----- Extracted information

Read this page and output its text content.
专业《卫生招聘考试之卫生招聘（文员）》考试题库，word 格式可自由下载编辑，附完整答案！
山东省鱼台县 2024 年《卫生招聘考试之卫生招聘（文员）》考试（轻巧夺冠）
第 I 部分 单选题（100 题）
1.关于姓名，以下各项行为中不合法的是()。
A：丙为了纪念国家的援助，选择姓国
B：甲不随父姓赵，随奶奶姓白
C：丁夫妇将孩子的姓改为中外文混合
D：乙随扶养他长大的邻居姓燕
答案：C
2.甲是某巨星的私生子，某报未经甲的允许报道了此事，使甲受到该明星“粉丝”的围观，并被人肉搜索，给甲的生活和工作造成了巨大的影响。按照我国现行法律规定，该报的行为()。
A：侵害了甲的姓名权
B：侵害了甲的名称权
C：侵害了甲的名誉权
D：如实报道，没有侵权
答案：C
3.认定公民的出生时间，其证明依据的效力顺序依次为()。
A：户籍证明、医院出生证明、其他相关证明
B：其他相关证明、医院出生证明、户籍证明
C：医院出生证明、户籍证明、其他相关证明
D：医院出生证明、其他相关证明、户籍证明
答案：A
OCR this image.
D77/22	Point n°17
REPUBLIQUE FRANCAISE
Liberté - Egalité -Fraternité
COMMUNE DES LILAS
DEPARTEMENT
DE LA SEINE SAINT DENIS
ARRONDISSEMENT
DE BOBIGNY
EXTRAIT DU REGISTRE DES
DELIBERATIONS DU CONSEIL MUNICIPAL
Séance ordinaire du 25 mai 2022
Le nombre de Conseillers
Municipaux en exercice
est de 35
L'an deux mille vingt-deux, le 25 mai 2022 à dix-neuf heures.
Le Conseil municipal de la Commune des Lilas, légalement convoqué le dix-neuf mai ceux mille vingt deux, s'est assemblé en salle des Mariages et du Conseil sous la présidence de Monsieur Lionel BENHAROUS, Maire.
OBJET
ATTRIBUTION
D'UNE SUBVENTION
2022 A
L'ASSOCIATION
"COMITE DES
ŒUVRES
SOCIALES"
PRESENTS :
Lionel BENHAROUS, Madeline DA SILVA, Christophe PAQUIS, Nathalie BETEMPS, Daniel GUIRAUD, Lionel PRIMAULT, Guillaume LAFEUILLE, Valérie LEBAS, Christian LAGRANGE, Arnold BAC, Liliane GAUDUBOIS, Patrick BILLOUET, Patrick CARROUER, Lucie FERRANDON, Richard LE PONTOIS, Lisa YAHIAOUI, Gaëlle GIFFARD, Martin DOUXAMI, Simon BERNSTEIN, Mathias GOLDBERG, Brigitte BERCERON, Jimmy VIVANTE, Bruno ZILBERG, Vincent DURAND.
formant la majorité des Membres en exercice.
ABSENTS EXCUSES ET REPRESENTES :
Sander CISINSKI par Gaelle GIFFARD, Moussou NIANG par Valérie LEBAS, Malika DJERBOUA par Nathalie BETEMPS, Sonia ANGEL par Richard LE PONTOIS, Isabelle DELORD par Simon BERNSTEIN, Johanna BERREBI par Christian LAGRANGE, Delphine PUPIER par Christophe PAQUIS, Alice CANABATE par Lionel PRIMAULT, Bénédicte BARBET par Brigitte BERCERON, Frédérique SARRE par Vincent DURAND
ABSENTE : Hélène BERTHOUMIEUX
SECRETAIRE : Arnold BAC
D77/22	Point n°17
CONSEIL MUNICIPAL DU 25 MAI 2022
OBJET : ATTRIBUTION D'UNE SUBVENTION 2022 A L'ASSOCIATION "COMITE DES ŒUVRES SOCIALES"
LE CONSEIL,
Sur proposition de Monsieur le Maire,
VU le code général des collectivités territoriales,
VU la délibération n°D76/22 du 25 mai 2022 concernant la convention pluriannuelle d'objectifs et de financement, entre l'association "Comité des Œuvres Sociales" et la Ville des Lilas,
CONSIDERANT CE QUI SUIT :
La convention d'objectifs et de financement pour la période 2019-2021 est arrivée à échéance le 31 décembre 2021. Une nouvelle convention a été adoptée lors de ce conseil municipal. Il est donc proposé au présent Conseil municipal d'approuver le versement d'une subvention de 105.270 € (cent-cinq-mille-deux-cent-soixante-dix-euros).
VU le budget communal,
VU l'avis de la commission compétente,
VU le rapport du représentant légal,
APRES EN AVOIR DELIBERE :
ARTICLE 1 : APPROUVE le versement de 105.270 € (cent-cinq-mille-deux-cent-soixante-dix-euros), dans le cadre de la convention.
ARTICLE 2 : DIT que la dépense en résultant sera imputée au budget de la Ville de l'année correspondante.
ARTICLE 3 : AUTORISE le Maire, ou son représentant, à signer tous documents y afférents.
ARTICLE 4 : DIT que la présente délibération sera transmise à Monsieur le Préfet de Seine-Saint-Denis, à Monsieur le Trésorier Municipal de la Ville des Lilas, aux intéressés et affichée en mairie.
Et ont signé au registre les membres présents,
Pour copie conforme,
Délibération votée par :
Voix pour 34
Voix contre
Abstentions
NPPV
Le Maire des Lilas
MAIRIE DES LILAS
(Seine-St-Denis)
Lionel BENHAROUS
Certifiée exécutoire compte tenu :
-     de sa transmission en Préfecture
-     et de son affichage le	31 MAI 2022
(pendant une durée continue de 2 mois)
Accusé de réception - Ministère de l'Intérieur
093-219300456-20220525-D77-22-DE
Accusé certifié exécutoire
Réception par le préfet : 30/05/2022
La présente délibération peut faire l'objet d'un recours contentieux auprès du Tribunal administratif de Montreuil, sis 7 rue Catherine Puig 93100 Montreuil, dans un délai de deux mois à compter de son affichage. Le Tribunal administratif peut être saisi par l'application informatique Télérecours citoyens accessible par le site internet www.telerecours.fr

----------

Goal |
Collect every line with the string "Christian" from the records, and copy each.

Solution |
Lionel BENHAROUS, Madeline DA SILVA, Christophe PAQUIS, Nathalie BETEMPS, Daniel GUIRAUD, Lionel PRIMAULT, Guillaume LAFEUILLE, Valérie LEBAS, Christian LAGRANGE, Arnold BAC, Liliane GAUDUBOIS, Patrick BILLOUET, Patrick CARROUER, Lucie FERRANDON, Richard LE PONTOIS, Lisa YAHIAOUI, Gaëlle GIFFARD, Martin DOUXAMI, Simon BERNSTEIN, Mathias GOLDBERG, Brigitte BERCERON, Jimmy VIVANTE, Bruno ZILBERG, Vincent DURAND.
Sander CISINSKI par Gaelle GIFFARD, Moussou NIANG par Valérie LEBAS, Malika DJERBOUA par Nathalie BETEMPS, Sonia ANGEL par Richard LE PONTOIS, Isabelle DELORD par Simon BERNSTEIN, Johanna BERREBI par Christian LAGRANGE, Delphine PUPIER par Christophe PAQUIS, Alice CANABATE par Lionel PRIMAULT, Bénédicte BARBET par Brigitte BERCERON, Frédérique SARRE par Vincent DURAND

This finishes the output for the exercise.